**TEXT FOR ANALYSIS**
◇ ◇ ◇

Friday, January 16, 2009

About memory ownership in SWIG and Python

Today, a long-standing bug in libyui-bindings was finally fixed.

About libyui and libyui-bindings

libyui-bindings provides SWIG based bindings for Ruby, Python and Perl to access libyui functionality. libyui is the YaST user interface library, allowing to write dialogs in a generic way so they can be displayed in text (ncurses) or graphical (Qt) environments.

Reference counting

The core of the problem is libyui relying on YaST data structures. These data structures implement reference counting, so one doesn't have to release allocated memory explicitly. That all fine, as long as you use YaST's YCP programming language to code dialogs. But coding YCP is not necessarily something a lot of developers are looking forward to.
Thats where libyui-bindings enter stage and remove the YCP restriction. I've blogged about it ealier and Jan-Simon was especially active in providing lot of Python examples.

Competing on memory ownership

Now Python is a nice scripting language but has the bad habit of doing reference counting itself. This makes coding Python extensions in C quite awkward and clashes with libyui. Speaking of bad habits, libyui also has one - claiming ownership of memory passed as pointers to some functions.

◇ ◇ ◇

**DATA PROVIDED**
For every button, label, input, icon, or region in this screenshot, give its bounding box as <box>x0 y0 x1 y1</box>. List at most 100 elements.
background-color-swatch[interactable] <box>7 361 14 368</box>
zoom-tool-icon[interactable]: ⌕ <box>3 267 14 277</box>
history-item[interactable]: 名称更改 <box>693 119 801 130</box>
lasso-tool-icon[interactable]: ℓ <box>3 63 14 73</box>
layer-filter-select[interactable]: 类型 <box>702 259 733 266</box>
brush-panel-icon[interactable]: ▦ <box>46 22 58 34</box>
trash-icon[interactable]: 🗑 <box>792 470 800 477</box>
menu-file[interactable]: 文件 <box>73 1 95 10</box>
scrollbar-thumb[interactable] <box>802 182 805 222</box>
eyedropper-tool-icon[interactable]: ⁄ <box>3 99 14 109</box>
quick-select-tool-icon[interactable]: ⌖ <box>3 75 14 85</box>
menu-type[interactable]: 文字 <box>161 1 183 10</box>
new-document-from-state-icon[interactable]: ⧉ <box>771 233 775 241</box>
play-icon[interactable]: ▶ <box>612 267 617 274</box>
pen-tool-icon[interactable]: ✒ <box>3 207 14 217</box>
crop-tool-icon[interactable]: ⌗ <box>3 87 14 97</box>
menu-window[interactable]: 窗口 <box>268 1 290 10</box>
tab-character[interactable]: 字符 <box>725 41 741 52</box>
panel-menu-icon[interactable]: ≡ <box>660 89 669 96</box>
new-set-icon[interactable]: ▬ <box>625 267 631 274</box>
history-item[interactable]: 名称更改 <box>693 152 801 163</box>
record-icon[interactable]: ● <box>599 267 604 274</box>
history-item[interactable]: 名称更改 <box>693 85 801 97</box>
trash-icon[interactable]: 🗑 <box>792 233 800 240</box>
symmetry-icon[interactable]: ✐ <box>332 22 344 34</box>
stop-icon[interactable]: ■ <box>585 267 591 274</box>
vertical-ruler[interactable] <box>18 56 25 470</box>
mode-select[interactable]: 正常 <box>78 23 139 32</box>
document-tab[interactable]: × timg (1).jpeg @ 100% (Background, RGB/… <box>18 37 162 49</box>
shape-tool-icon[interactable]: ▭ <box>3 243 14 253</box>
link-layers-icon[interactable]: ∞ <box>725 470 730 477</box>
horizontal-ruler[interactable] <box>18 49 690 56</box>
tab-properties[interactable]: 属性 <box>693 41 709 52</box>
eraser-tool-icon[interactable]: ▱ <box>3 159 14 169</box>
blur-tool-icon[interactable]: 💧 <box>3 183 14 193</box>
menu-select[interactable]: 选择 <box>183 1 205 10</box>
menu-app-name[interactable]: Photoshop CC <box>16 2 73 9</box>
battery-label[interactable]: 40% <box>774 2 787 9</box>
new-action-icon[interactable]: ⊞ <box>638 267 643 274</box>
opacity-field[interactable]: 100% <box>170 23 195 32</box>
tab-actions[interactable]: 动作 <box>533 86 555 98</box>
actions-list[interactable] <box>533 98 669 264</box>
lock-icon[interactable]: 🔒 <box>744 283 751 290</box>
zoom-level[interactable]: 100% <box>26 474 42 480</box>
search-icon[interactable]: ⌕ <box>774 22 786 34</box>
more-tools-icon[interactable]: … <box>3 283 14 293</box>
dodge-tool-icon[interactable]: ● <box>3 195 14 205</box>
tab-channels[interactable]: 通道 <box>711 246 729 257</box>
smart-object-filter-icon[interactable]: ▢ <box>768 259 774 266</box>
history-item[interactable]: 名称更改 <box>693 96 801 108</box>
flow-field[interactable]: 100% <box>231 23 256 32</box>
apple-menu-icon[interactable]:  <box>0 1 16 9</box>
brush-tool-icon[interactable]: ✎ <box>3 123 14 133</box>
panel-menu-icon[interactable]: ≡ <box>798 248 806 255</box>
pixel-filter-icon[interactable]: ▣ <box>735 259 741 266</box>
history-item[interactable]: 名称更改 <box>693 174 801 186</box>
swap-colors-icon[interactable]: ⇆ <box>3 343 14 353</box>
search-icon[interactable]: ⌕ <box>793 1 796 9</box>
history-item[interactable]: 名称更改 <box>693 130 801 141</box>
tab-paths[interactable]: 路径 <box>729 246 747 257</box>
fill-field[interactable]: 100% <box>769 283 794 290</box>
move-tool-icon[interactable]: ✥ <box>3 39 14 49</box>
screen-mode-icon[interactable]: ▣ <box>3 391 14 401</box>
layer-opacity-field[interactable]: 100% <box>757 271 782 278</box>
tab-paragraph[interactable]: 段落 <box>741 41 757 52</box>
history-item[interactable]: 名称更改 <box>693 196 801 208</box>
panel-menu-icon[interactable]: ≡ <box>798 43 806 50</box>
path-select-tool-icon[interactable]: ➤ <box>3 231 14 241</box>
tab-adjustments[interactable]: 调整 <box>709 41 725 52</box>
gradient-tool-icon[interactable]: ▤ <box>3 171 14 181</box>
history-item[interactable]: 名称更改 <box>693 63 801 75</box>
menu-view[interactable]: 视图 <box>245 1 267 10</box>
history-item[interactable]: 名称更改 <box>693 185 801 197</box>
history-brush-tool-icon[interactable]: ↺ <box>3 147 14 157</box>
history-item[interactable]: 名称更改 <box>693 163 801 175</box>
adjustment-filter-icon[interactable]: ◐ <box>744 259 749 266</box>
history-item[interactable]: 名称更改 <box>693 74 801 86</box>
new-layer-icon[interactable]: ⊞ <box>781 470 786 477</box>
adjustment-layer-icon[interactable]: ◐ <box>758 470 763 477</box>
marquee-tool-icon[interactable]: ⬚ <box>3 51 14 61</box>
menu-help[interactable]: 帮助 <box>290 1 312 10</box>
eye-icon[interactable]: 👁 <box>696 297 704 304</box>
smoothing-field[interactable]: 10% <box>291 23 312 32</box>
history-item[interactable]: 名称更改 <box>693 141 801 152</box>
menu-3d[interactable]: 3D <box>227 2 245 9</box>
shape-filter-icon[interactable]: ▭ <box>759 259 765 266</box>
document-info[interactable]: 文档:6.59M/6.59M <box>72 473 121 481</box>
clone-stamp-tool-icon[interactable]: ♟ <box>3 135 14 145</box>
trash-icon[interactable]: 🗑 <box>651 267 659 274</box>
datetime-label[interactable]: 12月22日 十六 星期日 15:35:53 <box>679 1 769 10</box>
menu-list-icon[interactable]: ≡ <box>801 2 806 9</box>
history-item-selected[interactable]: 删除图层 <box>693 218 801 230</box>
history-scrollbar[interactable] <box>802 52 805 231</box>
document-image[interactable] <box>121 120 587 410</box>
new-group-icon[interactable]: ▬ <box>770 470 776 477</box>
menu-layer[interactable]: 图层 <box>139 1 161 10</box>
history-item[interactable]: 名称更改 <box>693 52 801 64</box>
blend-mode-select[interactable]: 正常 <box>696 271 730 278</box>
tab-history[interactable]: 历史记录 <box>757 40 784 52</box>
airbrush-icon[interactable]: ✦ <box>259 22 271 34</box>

◇ ◇ ◇

**TASK SET**
(1) Answer these questions about the blog post on memory ownership in SWIG and Python above:
(a) For which three languages does libyui-bindings provide bindings?
(b) In what two kinds of environments can libyui dialogs be displayed?
(c) What bad habit does the post attribute to libyui?
(2) Please carry on the blog post on memory ownership in SWIG and Python, picking up right after its last sentence.

**RESPONSES IN ORDER**
(1)
(a) Ruby, Python and Perl.
(b) Text (ncurses) and graphical (Qt) environments.
(c) Claiming ownership of memory passed as pointers to some functions.

(2)
Fun starts when freeing memory. libyui and Python enter a nasty fight which Linux ends with a SIGSEGV. Jan-Simon reported this as a bug and provided a nice test case.

Swig typemaps

After some googling and reading the SWIG documentation a couple of times, SWIGs DISOWN typemap was the solution. Documentation for this is sparse and well hidden within the Chicken language chapter. Grrr.
SWIG typemaps apply to function parameters and match the parameter type and name. One cannot specify per-function typemaps, only per-parameter. Fixing the bug required libyui to explicitly name parameters claiming ownership of memory. All such parameters within the libyui API are now ending with _disown.

Solving the case

Applying the typemap is done using the %apply directive:
%apply SWIGTYPE *DISOWN { YItem *item_disown };
%apply SWIGTYPE *DISOWN { YEvent *event_disown };
%apply SWIGTYPE *DISOWN { YTableCell *cell_disown };
%apply SWIGTYPE *DISOWN { YWidgetID *newId_disown };
%apply SWIGTYPE *DISOWN { YTableHeader *header_disown };
%apply SWIGTYPE *DISOWN { YTableHeader *header_disown };
%apply SWIGTYPE *DISOWN { YWidget *parent_disown };
Now Python gives up ownership for structures passed through a _disown parameter to libyui and all libyui Python examples run without coredumps. Case closed.

1 comment:

Anonymous said...

This is going to be incredibly strange.